◆ Prompt A ◆
Echo the product management certification post, everything from "lackefore you even" down to "Why Consider Certification?".
◆ Prompt B ◆
Answer these from the post on product management certification:
(i) Why does the post say no one can work in an organization strong in every area of product management?
(ii) If nothing else, what can a certification show, according to the post?
(iii) Where does the post say business and marketing fundamentals are often taught?

◆ Reading passage ◆
------------------------------

Product Management

Evaluation of Product Management Certification and Training Options

Product Management Certification

Should I Get a Product Management Certification?

lackefore you even start reading, I’ll give you the short answer: It depends.

This is a frequently-raised topic among product managers, and there are all sorts of opinions. In this post, I’d like to share a few perspectives that are useful for answering the question, some thoughts and observations about a few of the vendors I’m familiar with, and my personal advice for answering the question for yourself.

As we begin, let’s consider this like a product manager. Let’s start by evaluating the problems people are trying to solve when they consider training and certification as a solution.

Why Consider Certification?

As a practicing or aspiring product manager, there are a few reasons that certification in product management may be worth thinking about.

  • Learning how to do the job. Regardless of what background you bring to Product, or what company or companies you work in, your personal experience will include limited perspectives. You can’t work in organizations that are strong in every area and responsibility of product management, because no such organizations exist. You can strengthen your awareness of what Product should be by learning from experts.
  • Becoming more effective. Let’s say you’ve been a product manager for a few years and you get the scope of the role, but you don’t feel yourself making an impact. You might consider a training course and certification as a way to find out what the best product people do, and how to be good at the job.
  • Competition with others and resume fodder. You may consider certification as a way of competing with others. If you’re going up against someone with similar background for an employment opportunity, the certification may put you ahead of your competition. If nothing else, it can show your dedication to your craft, and hopefully start your new job on the right foot.
  • Business and Marketing Fundamentals for technical people. For those who come to Product from the technology side of the organization–development, Support, quality assurance–there’s often strength in the technology side, but not business. These business and marketing fundamentals are often taught as part of an MBA program, but sometimes those coming from the technology side may have either not obtained a graduate degree, or may have obtained a technical one. There is opportunity here t potentially close a gap.
  • Showing competence within your own organization. Some people think having the certification helps to demonstrate their expertise in their craft. Because product management isn’t staffed as much as other teams, there is a higher percentage of the organization to “prove” oneself to than most of the other teams, and because of the significance of influence in the role, being able to show competence is certainly important.

What Benefits does PM Certification Provide?

------------------------------

◆ Data excerpts ◆
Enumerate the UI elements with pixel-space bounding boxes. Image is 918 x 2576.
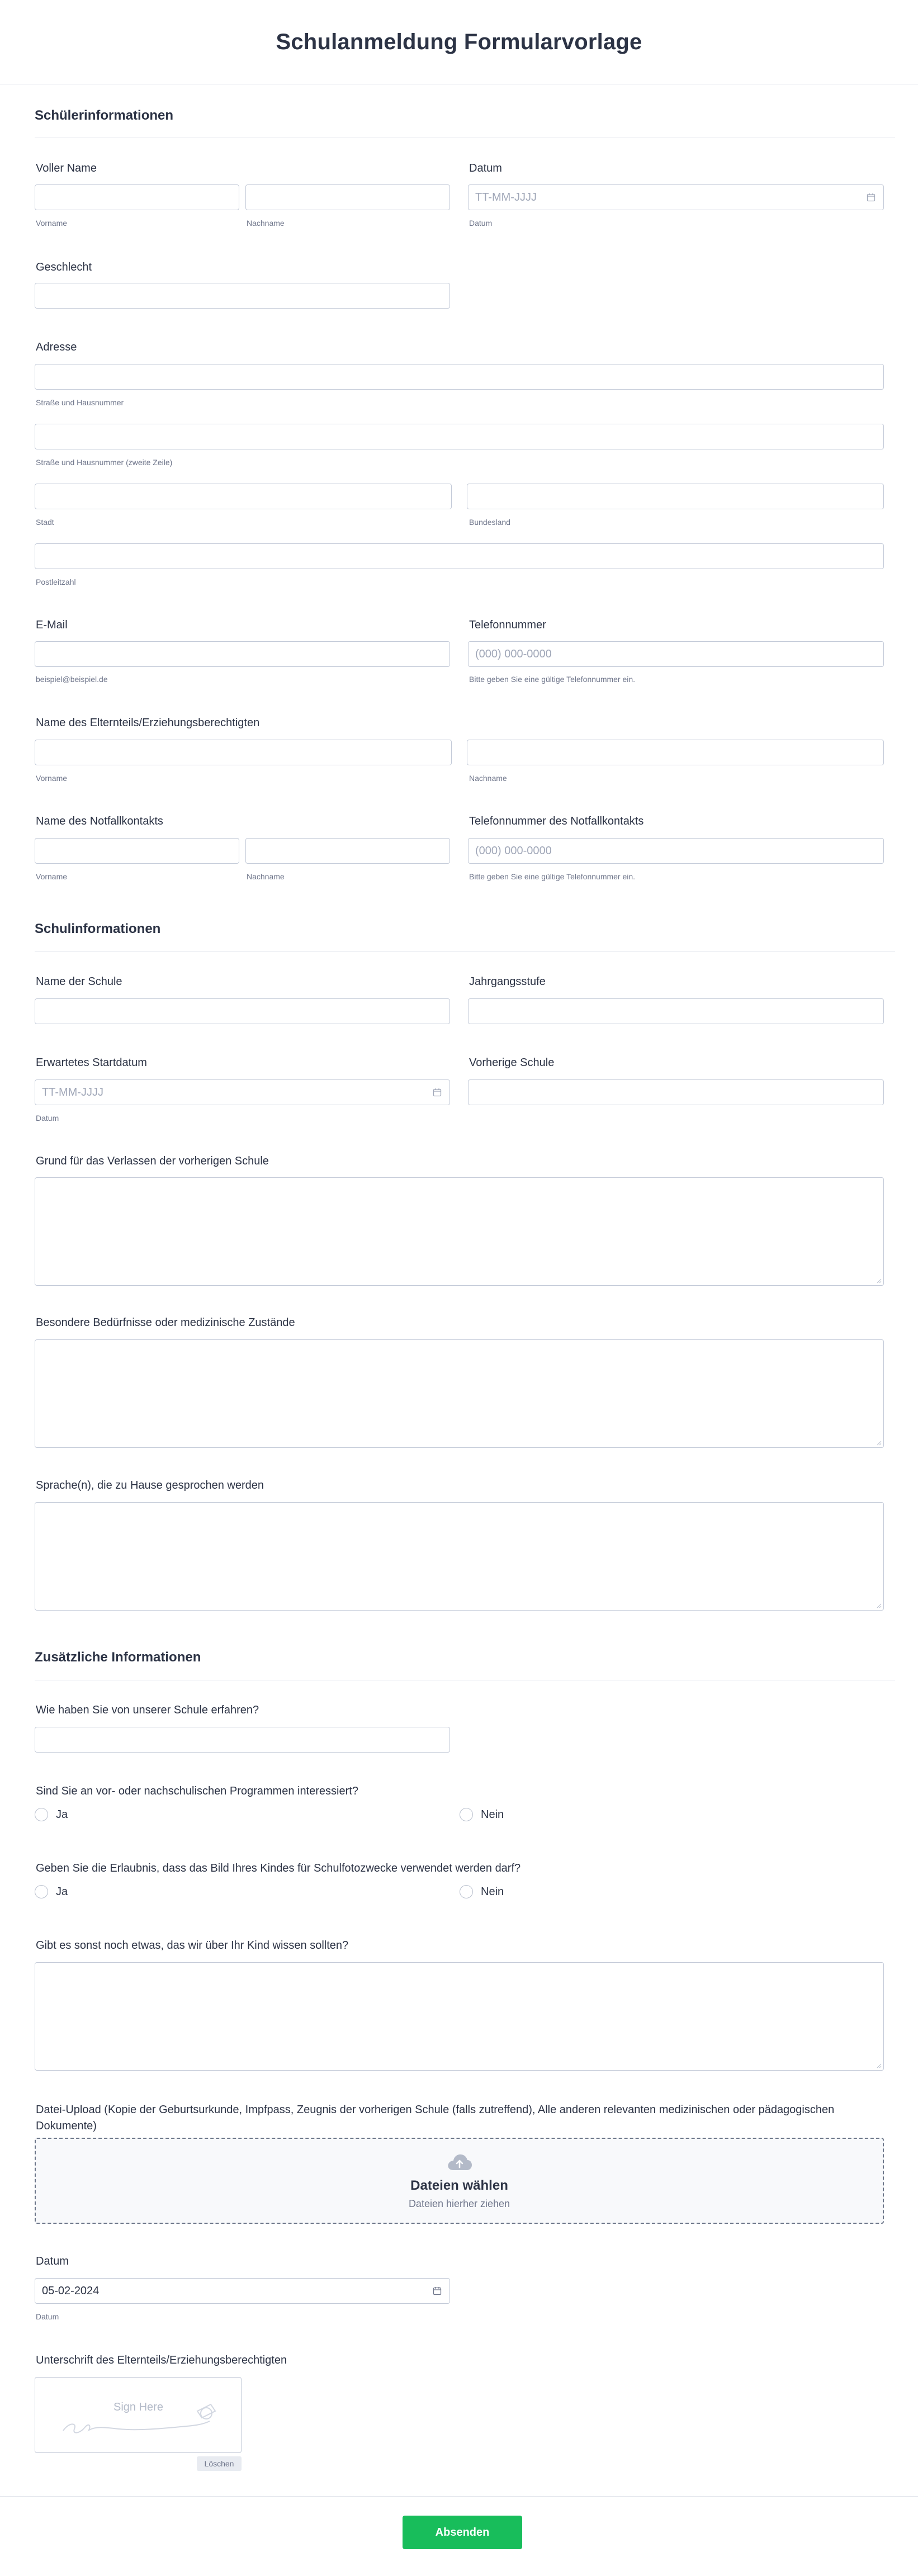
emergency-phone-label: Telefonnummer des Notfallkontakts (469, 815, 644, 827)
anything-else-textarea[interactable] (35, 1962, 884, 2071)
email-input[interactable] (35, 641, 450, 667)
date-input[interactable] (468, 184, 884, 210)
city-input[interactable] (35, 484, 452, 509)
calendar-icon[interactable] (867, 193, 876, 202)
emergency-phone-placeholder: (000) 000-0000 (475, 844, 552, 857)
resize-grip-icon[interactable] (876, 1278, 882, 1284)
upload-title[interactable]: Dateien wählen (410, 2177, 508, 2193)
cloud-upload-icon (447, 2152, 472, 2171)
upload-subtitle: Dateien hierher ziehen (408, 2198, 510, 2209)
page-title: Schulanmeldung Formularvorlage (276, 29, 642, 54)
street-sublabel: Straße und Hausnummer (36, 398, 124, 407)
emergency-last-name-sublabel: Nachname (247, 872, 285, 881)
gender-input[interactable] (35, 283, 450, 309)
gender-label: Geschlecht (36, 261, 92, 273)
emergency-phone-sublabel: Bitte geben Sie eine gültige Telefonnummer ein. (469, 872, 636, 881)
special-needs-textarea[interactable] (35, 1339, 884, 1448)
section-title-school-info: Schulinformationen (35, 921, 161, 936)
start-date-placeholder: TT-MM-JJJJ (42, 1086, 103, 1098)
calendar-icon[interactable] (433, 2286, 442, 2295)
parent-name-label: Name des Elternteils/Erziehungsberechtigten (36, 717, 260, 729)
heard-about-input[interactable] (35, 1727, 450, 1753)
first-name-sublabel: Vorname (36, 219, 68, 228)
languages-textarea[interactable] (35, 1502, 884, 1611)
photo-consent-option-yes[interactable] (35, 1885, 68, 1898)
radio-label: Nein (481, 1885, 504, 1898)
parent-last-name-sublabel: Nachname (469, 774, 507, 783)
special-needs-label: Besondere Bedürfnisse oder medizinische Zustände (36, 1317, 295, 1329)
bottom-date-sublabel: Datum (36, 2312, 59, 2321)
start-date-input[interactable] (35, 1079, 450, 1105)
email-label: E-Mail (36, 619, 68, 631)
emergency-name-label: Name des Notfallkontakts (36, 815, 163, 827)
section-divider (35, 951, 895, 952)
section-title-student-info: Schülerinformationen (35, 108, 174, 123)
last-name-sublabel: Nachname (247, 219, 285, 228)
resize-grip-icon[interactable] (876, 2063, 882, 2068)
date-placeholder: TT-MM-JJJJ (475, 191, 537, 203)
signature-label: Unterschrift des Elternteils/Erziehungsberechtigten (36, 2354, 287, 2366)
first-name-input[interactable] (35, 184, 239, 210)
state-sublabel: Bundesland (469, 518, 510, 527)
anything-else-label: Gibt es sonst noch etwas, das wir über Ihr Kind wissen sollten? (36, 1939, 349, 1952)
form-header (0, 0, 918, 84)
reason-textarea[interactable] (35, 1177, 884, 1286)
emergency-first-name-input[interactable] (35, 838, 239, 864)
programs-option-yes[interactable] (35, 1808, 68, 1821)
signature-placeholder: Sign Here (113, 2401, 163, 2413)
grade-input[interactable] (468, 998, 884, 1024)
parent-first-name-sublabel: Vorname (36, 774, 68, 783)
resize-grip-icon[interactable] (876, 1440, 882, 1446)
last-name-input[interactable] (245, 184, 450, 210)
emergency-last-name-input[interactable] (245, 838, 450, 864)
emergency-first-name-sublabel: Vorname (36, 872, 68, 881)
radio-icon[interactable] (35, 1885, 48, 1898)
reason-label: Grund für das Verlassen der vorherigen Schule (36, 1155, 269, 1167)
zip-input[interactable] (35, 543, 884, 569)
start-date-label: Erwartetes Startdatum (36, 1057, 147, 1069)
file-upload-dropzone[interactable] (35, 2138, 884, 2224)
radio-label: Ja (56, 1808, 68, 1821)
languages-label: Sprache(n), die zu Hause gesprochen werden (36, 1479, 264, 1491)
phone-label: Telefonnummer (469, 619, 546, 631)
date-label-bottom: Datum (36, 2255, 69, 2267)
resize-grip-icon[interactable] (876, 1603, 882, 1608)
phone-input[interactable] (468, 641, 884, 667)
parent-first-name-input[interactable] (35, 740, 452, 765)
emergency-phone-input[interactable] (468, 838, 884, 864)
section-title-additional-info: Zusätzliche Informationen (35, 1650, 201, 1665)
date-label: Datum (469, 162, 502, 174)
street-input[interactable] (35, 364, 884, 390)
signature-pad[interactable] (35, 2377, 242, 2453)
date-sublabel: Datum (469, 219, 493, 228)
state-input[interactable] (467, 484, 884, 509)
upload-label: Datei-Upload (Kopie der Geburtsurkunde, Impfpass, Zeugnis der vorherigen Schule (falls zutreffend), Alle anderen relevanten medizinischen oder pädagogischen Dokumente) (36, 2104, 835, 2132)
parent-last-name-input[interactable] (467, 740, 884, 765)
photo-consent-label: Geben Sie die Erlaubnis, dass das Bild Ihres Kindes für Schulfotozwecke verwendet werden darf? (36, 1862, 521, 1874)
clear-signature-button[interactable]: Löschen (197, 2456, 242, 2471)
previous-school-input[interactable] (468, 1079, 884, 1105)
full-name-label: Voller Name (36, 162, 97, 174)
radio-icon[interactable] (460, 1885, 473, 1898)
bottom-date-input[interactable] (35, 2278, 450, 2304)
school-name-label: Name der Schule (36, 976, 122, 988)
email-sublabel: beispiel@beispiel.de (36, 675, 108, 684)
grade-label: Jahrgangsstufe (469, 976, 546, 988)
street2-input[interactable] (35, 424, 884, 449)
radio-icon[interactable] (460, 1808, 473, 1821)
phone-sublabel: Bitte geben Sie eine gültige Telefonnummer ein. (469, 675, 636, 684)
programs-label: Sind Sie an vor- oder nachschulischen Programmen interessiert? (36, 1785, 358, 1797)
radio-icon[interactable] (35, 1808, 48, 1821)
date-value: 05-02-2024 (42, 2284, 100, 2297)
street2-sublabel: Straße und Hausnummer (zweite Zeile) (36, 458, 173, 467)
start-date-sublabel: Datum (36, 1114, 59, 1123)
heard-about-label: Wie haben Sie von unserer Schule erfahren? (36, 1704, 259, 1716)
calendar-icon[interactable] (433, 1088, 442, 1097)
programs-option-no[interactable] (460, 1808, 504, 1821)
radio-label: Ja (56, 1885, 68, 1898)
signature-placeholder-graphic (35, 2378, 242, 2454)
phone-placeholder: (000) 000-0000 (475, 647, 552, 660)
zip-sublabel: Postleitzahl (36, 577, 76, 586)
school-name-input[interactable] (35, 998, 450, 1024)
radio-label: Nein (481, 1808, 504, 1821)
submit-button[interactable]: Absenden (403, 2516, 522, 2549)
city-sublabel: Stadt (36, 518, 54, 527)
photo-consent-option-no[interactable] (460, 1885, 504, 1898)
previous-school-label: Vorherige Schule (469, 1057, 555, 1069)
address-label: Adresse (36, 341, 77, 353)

------------------------------

◆ Exercise result A ◆
lackefore you even start reading, I’ll give you the short answer: It depends.

This is a frequently-raised topic among product managers, and there are all sorts of opinions. In this post, I’d like to share a few perspectives that are useful for answering the question, some thoughts and observations about a few of the vendors I’m familiar with, and my personal advice for answering the question for yourself.

As we begin, let’s consider this like a product manager. Let’s start by evaluating the problems people are trying to solve when they consider training and certification as a solution.

Why Consider Certification?

◆ Exercise result B ◆
(i) Because no such organizations exist.
(ii) Your dedication to your craft.
(iii) As part of an MBA program.